====== The records ======

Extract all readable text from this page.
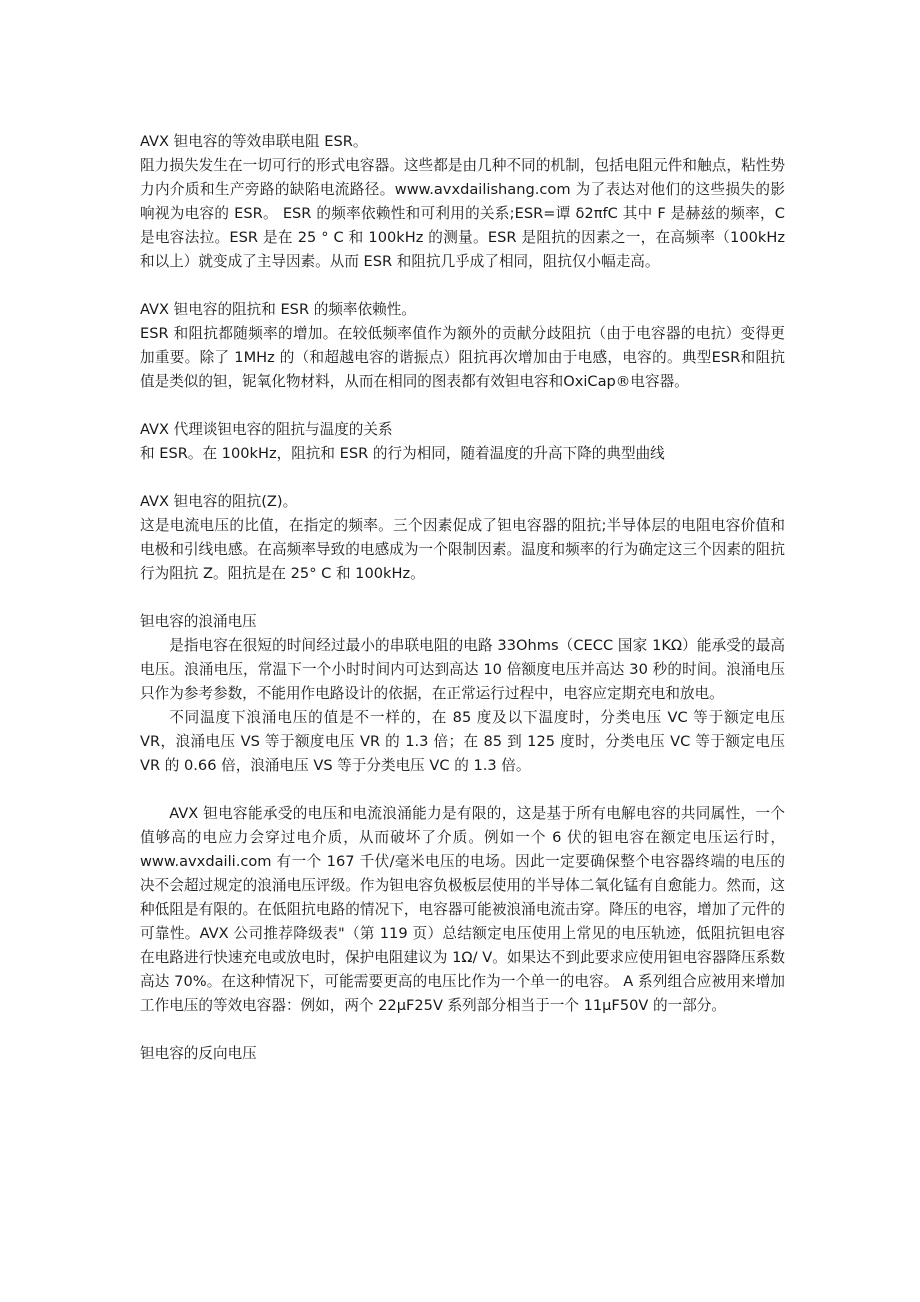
AVX 钽电容的等效串联电阻 ESR。

阻力损失发生在一切可行的形式电容器。这些都是由几种不同的机制，包括电阻元件和触点，粘性势力内介质和生产旁路的缺陷电流路径。www.avxdailishang.com 为了表达对他们的这些损失的影响视为电容的 ESR。 ESR 的频率依赖性和可利用的关系;ESR=谭 δ2πfC 其中 F 是赫兹的频率，C 是电容法拉。ESR 是在 25 ° C 和 100kHz 的测量。ESR 是阻抗的因素之一，在高频率（100kHz 和以上）就变成了主导因素。从而 ESR 和阻抗几乎成了相同，阻抗仅小幅走高。

AVX 钽电容的阻抗和 ESR 的频率依赖性。

ESR 和阻抗都随频率的增加。在较低频率值作为额外的贡献分歧阻抗（由于电容器的电抗）变得更加重要。除了 1MHz 的（和超越电容的谐振点）阻抗再次增加由于电感，电容的。典型ESR和阻抗值是类似的钽，铌氧化物材料，从而在相同的图表都有效钽电容和OxiCap®电容器。

AVX 代理谈钽电容的阻抗与温度的关系

和 ESR。在 100kHz，阻抗和 ESR 的行为相同，随着温度的升高下降的典型曲线

AVX 钽电容的阻抗(Z)。

这是电流电压的比值，在指定的频率。三个因素促成了钽电容器的阻抗;半导体层的电阻电容价值和电极和引线电感。在高频率导致的电感成为一个限制因素。温度和频率的行为确定这三个因素的阻抗行为阻抗 Z。阻抗是在 25° C 和 100kHz。

钽电容的浪涌电压

是指电容在很短的时间经过最小的串联电阻的电路 33Ohms（CECC 国家 1KΩ）能承受的最高电压。浪涌电压，常温下一个小时时间内可达到高达 10 倍额度电压并高达 30 秒的时间。浪涌电压只作为参考参数，不能用作电路设计的依据，在正常运行过程中，电容应定期充电和放电。

不同温度下浪涌电压的值是不一样的，在 85 度及以下温度时，分类电压 VC 等于额定电压 VR，浪涌电压 VS 等于额度电压 VR 的 1.3 倍；在 85 到 125 度时，分类电压 VC 等于额定电压 VR 的 0.66 倍，浪涌电压 VS 等于分类电压 VC 的 1.3 倍。

AVX 钽电容能承受的电压和电流浪涌能力是有限的，这是基于所有电解电容的共同属性，一个值够高的电应力会穿过电介质，从而破坏了介质。例如一个 6 伏的钽电容在额定电压运行时，www.avxdaili.com 有一个 167 千伏/毫米电压的电场。因此一定要确保整个电容器终端的电压的决不会超过规定的浪涌电压评级。作为钽电容负极板层使用的半导体二氧化锰有自愈能力。然而，这种低阻是有限的。在低阻抗电路的情况下，电容器可能被浪涌电流击穿。降压的电容，增加了元件的可靠性。AVX 公司推荐降级表"（第 119 页）总结额定电压使用上常见的电压轨迹，低阻抗钽电容在电路进行快速充电或放电时，保护电阻建议为 1Ω/ V。如果达不到此要求应使用钽电容器降压系数高达 70%。在这种情况下，可能需要更高的电压比作为一个单一的电容。 A 系列组合应被用来增加工作电压的等效电容器：例如，两个 22μF25V 系列部分相当于一个 11μF50V 的一部分。

钽电容的反向电压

======

Exercise directions
Omit pictures; set down the rest of the material word for word.

Reply
Extract all readable text from this page.
AVX 钽电容的等效串联电阻 ESR。

阻力损失发生在一切可行的形式电容器。这些都是由几种不同的机制，包括电阻元件和触点，粘性势力内介质和生产旁路的缺陷电流路径。www.avxdailishang.com 为了表达对他们的这些损失的影响视为电容的 ESR。 ESR 的频率依赖性和可利用的关系;ESR=谭 δ2πfC 其中 F 是赫兹的频率，C 是电容法拉。ESR 是在 25 ° C 和 100kHz 的测量。ESR 是阻抗的因素之一，在高频率（100kHz 和以上）就变成了主导因素。从而 ESR 和阻抗几乎成了相同，阻抗仅小幅走高。

AVX 钽电容的阻抗和 ESR 的频率依赖性。

ESR 和阻抗都随频率的增加。在较低频率值作为额外的贡献分歧阻抗（由于电容器的电抗）变得更加重要。除了 1MHz 的（和超越电容的谐振点）阻抗再次增加由于电感，电容的。典型ESR和阻抗值是类似的钽，铌氧化物材料，从而在相同的图表都有效钽电容和OxiCap®电容器。

AVX 代理谈钽电容的阻抗与温度的关系

和 ESR。在 100kHz，阻抗和 ESR 的行为相同，随着温度的升高下降的典型曲线

AVX 钽电容的阻抗(Z)。

这是电流电压的比值，在指定的频率。三个因素促成了钽电容器的阻抗;半导体层的电阻电容价值和电极和引线电感。在高频率导致的电感成为一个限制因素。温度和频率的行为确定这三个因素的阻抗行为阻抗 Z。阻抗是在 25° C 和 100kHz。

钽电容的浪涌电压

是指电容在很短的时间经过最小的串联电阻的电路 33Ohms（CECC 国家 1KΩ）能承受的最高电压。浪涌电压，常温下一个小时时间内可达到高达 10 倍额度电压并高达 30 秒的时间。浪涌电压只作为参考参数，不能用作电路设计的依据，在正常运行过程中，电容应定期充电和放电。

不同温度下浪涌电压的值是不一样的，在 85 度及以下温度时，分类电压 VC 等于额定电压 VR，浪涌电压 VS 等于额度电压 VR 的 1.3 倍；在 85 到 125 度时，分类电压 VC 等于额定电压 VR 的 0.66 倍，浪涌电压 VS 等于分类电压 VC 的 1.3 倍。

AVX 钽电容能承受的电压和电流浪涌能力是有限的，这是基于所有电解电容的共同属性，一个值够高的电应力会穿过电介质，从而破坏了介质。例如一个 6 伏的钽电容在额定电压运行时，www.avxdaili.com 有一个 167 千伏/毫米电压的电场。因此一定要确保整个电容器终端的电压的决不会超过规定的浪涌电压评级。作为钽电容负极板层使用的半导体二氧化锰有自愈能力。然而，这种低阻是有限的。在低阻抗电路的情况下，电容器可能被浪涌电流击穿。降压的电容，增加了元件的可靠性。AVX 公司推荐降级表"（第 119 页）总结额定电压使用上常见的电压轨迹，低阻抗钽电容在电路进行快速充电或放电时，保护电阻建议为 1Ω/ V。如果达不到此要求应使用钽电容器降压系数高达 70%。在这种情况下，可能需要更高的电压比作为一个单一的电容。 A 系列组合应被用来增加工作电压的等效电容器：例如，两个 22μF25V 系列部分相当于一个 11μF50V 的一部分。

钽电容的反向电压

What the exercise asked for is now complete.